_Job_:
Write the material out again, line by line, exactly as it is.

[Records from a dataset]
----

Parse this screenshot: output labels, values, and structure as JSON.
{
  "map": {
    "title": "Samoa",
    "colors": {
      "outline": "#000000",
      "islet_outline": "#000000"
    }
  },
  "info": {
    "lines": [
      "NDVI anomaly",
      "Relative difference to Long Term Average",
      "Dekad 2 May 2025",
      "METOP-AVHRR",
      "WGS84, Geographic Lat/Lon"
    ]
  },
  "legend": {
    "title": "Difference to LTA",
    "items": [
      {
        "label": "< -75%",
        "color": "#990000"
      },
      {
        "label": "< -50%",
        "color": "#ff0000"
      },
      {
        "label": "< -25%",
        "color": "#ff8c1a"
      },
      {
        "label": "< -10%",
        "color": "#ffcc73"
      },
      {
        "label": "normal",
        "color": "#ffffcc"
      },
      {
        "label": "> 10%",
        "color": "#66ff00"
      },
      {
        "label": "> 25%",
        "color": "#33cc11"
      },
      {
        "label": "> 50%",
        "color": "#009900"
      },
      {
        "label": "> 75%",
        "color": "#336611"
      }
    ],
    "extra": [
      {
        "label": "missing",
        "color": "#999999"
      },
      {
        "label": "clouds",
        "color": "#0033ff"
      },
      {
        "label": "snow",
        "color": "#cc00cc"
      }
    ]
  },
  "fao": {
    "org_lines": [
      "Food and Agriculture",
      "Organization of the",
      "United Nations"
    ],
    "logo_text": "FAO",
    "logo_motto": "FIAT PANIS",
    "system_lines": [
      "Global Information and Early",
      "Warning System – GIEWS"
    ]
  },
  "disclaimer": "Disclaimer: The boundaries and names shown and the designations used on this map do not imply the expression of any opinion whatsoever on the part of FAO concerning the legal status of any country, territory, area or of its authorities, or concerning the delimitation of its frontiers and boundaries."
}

----

_Answer for this exercise_:
Parse this screenshot: output labels, values, and structure as JSON.
{
  "map": {
    "title": "Samoa",
    "colors": {
      "outline": "#000000",
      "islet_outline": "#000000"
    }
  },
  "info": {
    "lines": [
      "NDVI anomaly",
      "Relative difference to Long Term Average",
      "Dekad 2 May 2025",
      "METOP-AVHRR",
      "WGS84, Geographic Lat/Lon"
    ]
  },
  "legend": {
    "title": "Difference to LTA",
    "items": [
      {
        "label": "< -75%",
        "color": "#990000"
      },
      {
        "label": "< -50%",
        "color": "#ff0000"
      },
      {
        "label": "< -25%",
        "color": "#ff8c1a"
      },
      {
        "label": "< -10%",
        "color": "#ffcc73"
      },
      {
        "label": "normal",
        "color": "#ffffcc"
      },
      {
        "label": "> 10%",
        "color": "#66ff00"
      },
      {
        "label": "> 25%",
        "color": "#33cc11"
      },
      {
        "label": "> 50%",
        "color": "#009900"
      },
      {
        "label": "> 75%",
        "color": "#336611"
      }
    ],
    "extra": [
      {
        "label": "missing",
        "color": "#999999"
      },
      {
        "label": "clouds",
        "color": "#0033ff"
      },
      {
        "label": "snow",
        "color": "#cc00cc"
      }
    ]
  },
  "fao": {
    "org_lines": [
      "Food and Agriculture",
      "Organization of the",
      "United Nations"
    ],
    "logo_text": "FAO",
    "logo_motto": "FIAT PANIS",
    "system_lines": [
      "Global Information and Early",
      "Warning System – GIEWS"
    ]
  },
  "disclaimer": "Disclaimer: The boundaries and names shown and the designations used on this map do not imply the expression of any opinion whatsoever on the part of FAO concerning the legal status of any country, territory, area or of its authorities, or concerning the delimitation of its frontiers and boundaries."
}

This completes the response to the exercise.